### GOAL:
Return the material exactly as supplied, apart from the pictures, which are omitted.

━━━━━━━━━━

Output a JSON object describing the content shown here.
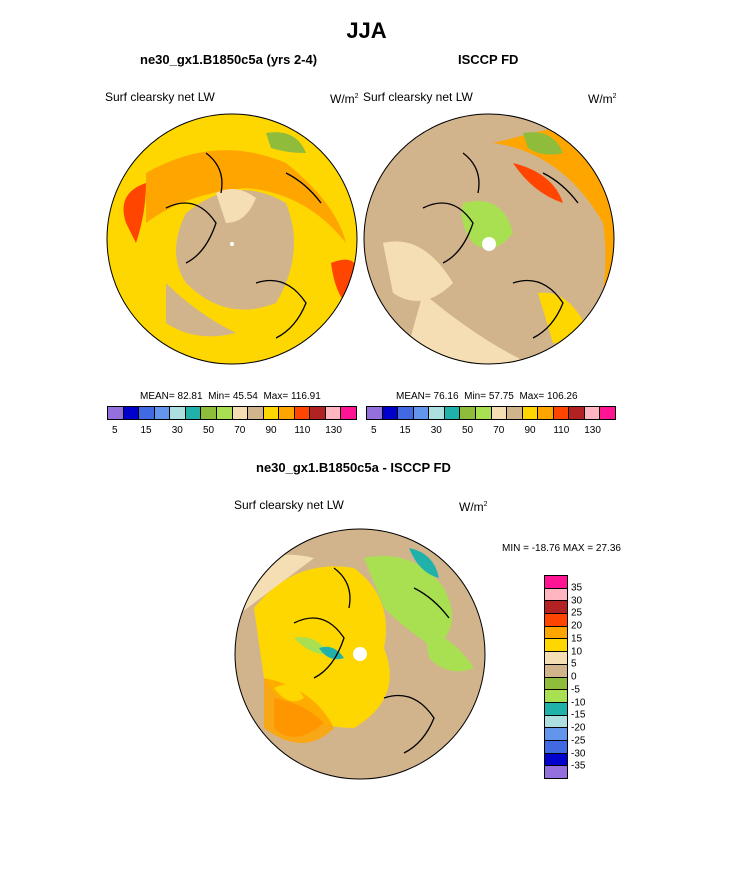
{
  "title": "JJA",
  "panels": [
    {
      "title": "ne30_gx1.B1850c5a (yrs 2-4)",
      "variable": "Surf clearsky net LW",
      "unit": "W/m",
      "unit_sup": "2",
      "stats": {
        "mean_label": "MEAN=",
        "mean": "82.81",
        "min_label": "Min=",
        "min": "45.54",
        "max_label": "Max=",
        "max": "116.91"
      }
    },
    {
      "title": "ISCCP FD",
      "variable": "Surf clearsky net LW",
      "unit": "W/m",
      "unit_sup": "2",
      "stats": {
        "mean_label": "MEAN=",
        "mean": "76.16",
        "min_label": "Min=",
        "min": "57.75",
        "max_label": "Max=",
        "max": "106.26"
      }
    },
    {
      "title": "ne30_gx1.B1850c5a - ISCCP FD",
      "variable": "Surf clearsky net LW",
      "unit": "W/m",
      "unit_sup": "2",
      "minmax": "MIN = -18.76 MAX =  27.36"
    }
  ],
  "abs_colorbar": {
    "colors": [
      "#9370db",
      "#0000cd",
      "#4169e1",
      "#6495ed",
      "#aedfe0",
      "#20b2aa",
      "#8fbc3a",
      "#a8e052",
      "#f5deb3",
      "#d2b48c",
      "#ffd700",
      "#ffa500",
      "#ff4500",
      "#b22222",
      "#ffb6c1",
      "#ff1493"
    ],
    "tick_labels": [
      "5",
      "15",
      "30",
      "50",
      "70",
      "90",
      "110",
      "130"
    ]
  },
  "diff_colorbar": {
    "colors": [
      "#ff1493",
      "#ffb6c1",
      "#b22222",
      "#ff4500",
      "#ffa500",
      "#ffd700",
      "#f5deb3",
      "#d2b48c",
      "#8fbc3a",
      "#a8e052",
      "#20b2aa",
      "#aedfe0",
      "#6495ed",
      "#4169e1",
      "#0000cd",
      "#9370db"
    ],
    "tick_labels": [
      "35",
      "30",
      "25",
      "20",
      "15",
      "10",
      "5",
      "0",
      "-5",
      "-10",
      "-15",
      "-20",
      "-25",
      "-30",
      "-35"
    ]
  },
  "map_colors": {
    "deep_orange": "#ff6a1a",
    "orange": "#ffa500",
    "yellow": "#ffd700",
    "tan": "#d2b48c",
    "wheat": "#f5deb3",
    "green": "#8fbc3a",
    "light_green": "#a8e052",
    "teal": "#20b2aa",
    "pole": "#ffffff"
  }
}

━━━━━━━━━━

### THE COMPLETED TASK:
Output a JSON object describing the content shown here.
{
  "title": "JJA",
  "panels": [
    {
      "title": "ne30_gx1.B1850c5a (yrs 2-4)",
      "variable": "Surf clearsky net LW",
      "unit": "W/m",
      "unit_sup": "2",
      "stats": {
        "mean_label": "MEAN=",
        "mean": "82.81",
        "min_label": "Min=",
        "min": "45.54",
        "max_label": "Max=",
        "max": "116.91"
      }
    },
    {
      "title": "ISCCP FD",
      "variable": "Surf clearsky net LW",
      "unit": "W/m",
      "unit_sup": "2",
      "stats": {
        "mean_label": "MEAN=",
        "mean": "76.16",
        "min_label": "Min=",
        "min": "57.75",
        "max_label": "Max=",
        "max": "106.26"
      }
    },
    {
      "title": "ne30_gx1.B1850c5a - ISCCP FD",
      "variable": "Surf clearsky net LW",
      "unit": "W/m",
      "unit_sup": "2",
      "minmax": "MIN = -18.76 MAX =  27.36"
    }
  ],
  "abs_colorbar": {
    "colors": [
      "#9370db",
      "#0000cd",
      "#4169e1",
      "#6495ed",
      "#aedfe0",
      "#20b2aa",
      "#8fbc3a",
      "#a8e052",
      "#f5deb3",
      "#d2b48c",
      "#ffd700",
      "#ffa500",
      "#ff4500",
      "#b22222",
      "#ffb6c1",
      "#ff1493"
    ],
    "tick_labels": [
      "5",
      "15",
      "30",
      "50",
      "70",
      "90",
      "110",
      "130"
    ]
  },
  "diff_colorbar": {
    "colors": [
      "#ff1493",
      "#ffb6c1",
      "#b22222",
      "#ff4500",
      "#ffa500",
      "#ffd700",
      "#f5deb3",
      "#d2b48c",
      "#8fbc3a",
      "#a8e052",
      "#20b2aa",
      "#aedfe0",
      "#6495ed",
      "#4169e1",
      "#0000cd",
      "#9370db"
    ],
    "tick_labels": [
      "35",
      "30",
      "25",
      "20",
      "15",
      "10",
      "5",
      "0",
      "-5",
      "-10",
      "-15",
      "-20",
      "-25",
      "-30",
      "-35"
    ]
  },
  "map_colors": {
    "deep_orange": "#ff6a1a",
    "orange": "#ffa500",
    "yellow": "#ffd700",
    "tan": "#d2b48c",
    "wheat": "#f5deb3",
    "green": "#8fbc3a",
    "light_green": "#a8e052",
    "teal": "#20b2aa",
    "pole": "#ffffff"
  }
}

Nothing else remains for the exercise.